▸ **Work order**: Your output must match the records below character for character.

▸ **Records for this exercise**:
┌────────
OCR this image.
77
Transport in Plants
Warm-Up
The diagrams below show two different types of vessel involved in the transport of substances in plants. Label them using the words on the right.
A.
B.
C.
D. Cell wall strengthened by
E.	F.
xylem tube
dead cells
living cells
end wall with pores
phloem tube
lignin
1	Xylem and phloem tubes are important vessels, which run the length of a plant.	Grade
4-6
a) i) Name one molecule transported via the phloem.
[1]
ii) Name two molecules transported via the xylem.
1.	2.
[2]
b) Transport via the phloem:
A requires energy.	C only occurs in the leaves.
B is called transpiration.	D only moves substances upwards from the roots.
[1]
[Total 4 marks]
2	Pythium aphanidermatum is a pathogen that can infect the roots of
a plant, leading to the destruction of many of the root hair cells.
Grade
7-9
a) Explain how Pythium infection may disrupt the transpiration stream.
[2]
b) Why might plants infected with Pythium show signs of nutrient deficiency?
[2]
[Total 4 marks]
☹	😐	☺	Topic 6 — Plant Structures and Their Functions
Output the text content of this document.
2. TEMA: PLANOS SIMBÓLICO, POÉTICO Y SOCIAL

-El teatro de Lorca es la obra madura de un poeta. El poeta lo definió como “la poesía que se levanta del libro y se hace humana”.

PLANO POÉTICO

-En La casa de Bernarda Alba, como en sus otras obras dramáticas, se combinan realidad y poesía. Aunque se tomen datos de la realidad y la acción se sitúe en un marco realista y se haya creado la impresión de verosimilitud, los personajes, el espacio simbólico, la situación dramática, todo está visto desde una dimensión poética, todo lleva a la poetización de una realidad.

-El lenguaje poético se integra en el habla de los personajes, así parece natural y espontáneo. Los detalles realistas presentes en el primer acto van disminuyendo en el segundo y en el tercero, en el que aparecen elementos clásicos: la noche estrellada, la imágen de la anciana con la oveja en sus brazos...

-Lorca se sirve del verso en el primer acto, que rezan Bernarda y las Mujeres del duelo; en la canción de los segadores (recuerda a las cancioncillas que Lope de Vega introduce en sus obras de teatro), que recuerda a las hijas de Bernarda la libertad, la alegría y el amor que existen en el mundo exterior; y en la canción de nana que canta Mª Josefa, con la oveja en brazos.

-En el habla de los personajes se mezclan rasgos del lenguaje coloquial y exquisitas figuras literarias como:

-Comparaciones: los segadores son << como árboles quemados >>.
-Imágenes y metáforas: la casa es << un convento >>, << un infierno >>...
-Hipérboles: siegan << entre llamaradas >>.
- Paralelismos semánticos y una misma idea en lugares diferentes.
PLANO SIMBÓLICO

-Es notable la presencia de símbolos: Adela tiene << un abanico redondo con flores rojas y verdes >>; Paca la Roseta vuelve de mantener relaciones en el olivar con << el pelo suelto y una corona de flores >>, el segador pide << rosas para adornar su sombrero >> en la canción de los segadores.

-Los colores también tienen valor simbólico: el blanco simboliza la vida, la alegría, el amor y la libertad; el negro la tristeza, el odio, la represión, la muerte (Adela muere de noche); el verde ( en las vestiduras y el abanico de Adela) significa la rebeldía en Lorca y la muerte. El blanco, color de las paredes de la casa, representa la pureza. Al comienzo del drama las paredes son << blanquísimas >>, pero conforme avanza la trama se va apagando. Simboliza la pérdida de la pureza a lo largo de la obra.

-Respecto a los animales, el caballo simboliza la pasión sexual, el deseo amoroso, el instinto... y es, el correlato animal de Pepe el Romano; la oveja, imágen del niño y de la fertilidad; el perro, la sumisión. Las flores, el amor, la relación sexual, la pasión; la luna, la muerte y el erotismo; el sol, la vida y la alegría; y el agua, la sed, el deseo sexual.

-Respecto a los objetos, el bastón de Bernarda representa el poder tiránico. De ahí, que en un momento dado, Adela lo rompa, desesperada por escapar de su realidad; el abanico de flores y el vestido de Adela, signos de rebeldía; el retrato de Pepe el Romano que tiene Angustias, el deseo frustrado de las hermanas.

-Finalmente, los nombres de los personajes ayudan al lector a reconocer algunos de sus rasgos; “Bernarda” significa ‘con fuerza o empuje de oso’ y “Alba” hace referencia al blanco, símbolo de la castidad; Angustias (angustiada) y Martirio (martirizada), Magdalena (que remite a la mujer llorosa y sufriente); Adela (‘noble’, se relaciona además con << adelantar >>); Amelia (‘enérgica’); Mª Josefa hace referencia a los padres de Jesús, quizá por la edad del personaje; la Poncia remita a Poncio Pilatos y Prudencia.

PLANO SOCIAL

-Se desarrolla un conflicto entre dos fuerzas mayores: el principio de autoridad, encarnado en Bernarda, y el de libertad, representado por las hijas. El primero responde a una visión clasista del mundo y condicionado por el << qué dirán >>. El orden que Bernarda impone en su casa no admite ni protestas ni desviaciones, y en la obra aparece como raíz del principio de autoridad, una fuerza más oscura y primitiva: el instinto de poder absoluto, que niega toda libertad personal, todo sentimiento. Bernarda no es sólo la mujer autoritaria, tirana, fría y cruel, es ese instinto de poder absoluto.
└────────
▸ **Solution for this problem**:
OCR this image.
77
Transport in Plants
Warm-Up
The diagrams below show two different types of vessel involved in the transport of substances in plants. Label them using the words on the right.
A.
B.
C.
D. Cell wall strengthened by
E.	F.
xylem tube
dead cells
living cells
end wall with pores
phloem tube
lignin
1	Xylem and phloem tubes are important vessels, which run the length of a plant.	Grade
4-6
a) i) Name one molecule transported via the phloem.
[1]
ii) Name two molecules transported via the xylem.
1.	2.
[2]
b) Transport via the phloem:
A requires energy.	C only occurs in the leaves.
B is called transpiration.	D only moves substances upwards from the roots.
[1]
[Total 4 marks]
2	Pythium aphanidermatum is a pathogen that can infect the roots of
a plant, leading to the destruction of many of the root hair cells.
Grade
7-9
a) Explain how Pythium infection may disrupt the transpiration stream.
[2]
b) Why might plants infected with Pythium show signs of nutrient deficiency?
[2]
[Total 4 marks]
☹	😐	☺	Topic 6 — Plant Structures and Their Functions
Output the text content of this document.
2. TEMA: PLANOS SIMBÓLICO, POÉTICO Y SOCIAL

-El teatro de Lorca es la obra madura de un poeta. El poeta lo definió como “la poesía que se levanta del libro y se hace humana”.

PLANO POÉTICO

-En La casa de Bernarda Alba, como en sus otras obras dramáticas, se combinan realidad y poesía. Aunque se tomen datos de la realidad y la acción se sitúe en un marco realista y se haya creado la impresión de verosimilitud, los personajes, el espacio simbólico, la situación dramática, todo está visto desde una dimensión poética, todo lleva a la poetización de una realidad.

-El lenguaje poético se integra en el habla de los personajes, así parece natural y espontáneo. Los detalles realistas presentes en el primer acto van disminuyendo en el segundo y en el tercero, en el que aparecen elementos clásicos: la noche estrellada, la imágen de la anciana con la oveja en sus brazos...

-Lorca se sirve del verso en el primer acto, que rezan Bernarda y las Mujeres del duelo; en la canción de los segadores (recuerda a las cancioncillas que Lope de Vega introduce en sus obras de teatro), que recuerda a las hijas de Bernarda la libertad, la alegría y el amor que existen en el mundo exterior; y en la canción de nana que canta Mª Josefa, con la oveja en brazos.

-En el habla de los personajes se mezclan rasgos del lenguaje coloquial y exquisitas figuras literarias como:

-Comparaciones: los segadores son << como árboles quemados >>.
-Imágenes y metáforas: la casa es << un convento >>, << un infierno >>...
-Hipérboles: siegan << entre llamaradas >>.
- Paralelismos semánticos y una misma idea en lugares diferentes.
PLANO SIMBÓLICO

-Es notable la presencia de símbolos: Adela tiene << un abanico redondo con flores rojas y verdes >>; Paca la Roseta vuelve de mantener relaciones en el olivar con << el pelo suelto y una corona de flores >>, el segador pide << rosas para adornar su sombrero >> en la canción de los segadores.

-Los colores también tienen valor simbólico: el blanco simboliza la vida, la alegría, el amor y la libertad; el negro la tristeza, el odio, la represión, la muerte (Adela muere de noche); el verde ( en las vestiduras y el abanico de Adela) significa la rebeldía en Lorca y la muerte. El blanco, color de las paredes de la casa, representa la pureza. Al comienzo del drama las paredes son << blanquísimas >>, pero conforme avanza la trama se va apagando. Simboliza la pérdida de la pureza a lo largo de la obra.

-Respecto a los animales, el caballo simboliza la pasión sexual, el deseo amoroso, el instinto... y es, el correlato animal de Pepe el Romano; la oveja, imágen del niño y de la fertilidad; el perro, la sumisión. Las flores, el amor, la relación sexual, la pasión; la luna, la muerte y el erotismo; el sol, la vida y la alegría; y el agua, la sed, el deseo sexual.

-Respecto a los objetos, el bastón de Bernarda representa el poder tiránico. De ahí, que en un momento dado, Adela lo rompa, desesperada por escapar de su realidad; el abanico de flores y el vestido de Adela, signos de rebeldía; el retrato de Pepe el Romano que tiene Angustias, el deseo frustrado de las hermanas.

-Finalmente, los nombres de los personajes ayudan al lector a reconocer algunos de sus rasgos; “Bernarda” significa ‘con fuerza o empuje de oso’ y “Alba” hace referencia al blanco, símbolo de la castidad; Angustias (angustiada) y Martirio (martirizada), Magdalena (que remite a la mujer llorosa y sufriente); Adela (‘noble’, se relaciona además con << adelantar >>); Amelia (‘enérgica’); Mª Josefa hace referencia a los padres de Jesús, quizá por la edad del personaje; la Poncia remita a Poncio Pilatos y Prudencia.

PLANO SOCIAL

-Se desarrolla un conflicto entre dos fuerzas mayores: el principio de autoridad, encarnado en Bernarda, y el de libertad, representado por las hijas. El primero responde a una visión clasista del mundo y condicionado por el << qué dirán >>. El orden que Bernarda impone en su casa no admite ni protestas ni desviaciones, y en la obra aparece como raíz del principio de autoridad, una fuerza más oscura y primitiva: el instinto de poder absoluto, que niega toda libertad personal, todo sentimiento. Bernarda no es sólo la mujer autoritaria, tirana, fría y cruel, es ese instinto de poder absoluto.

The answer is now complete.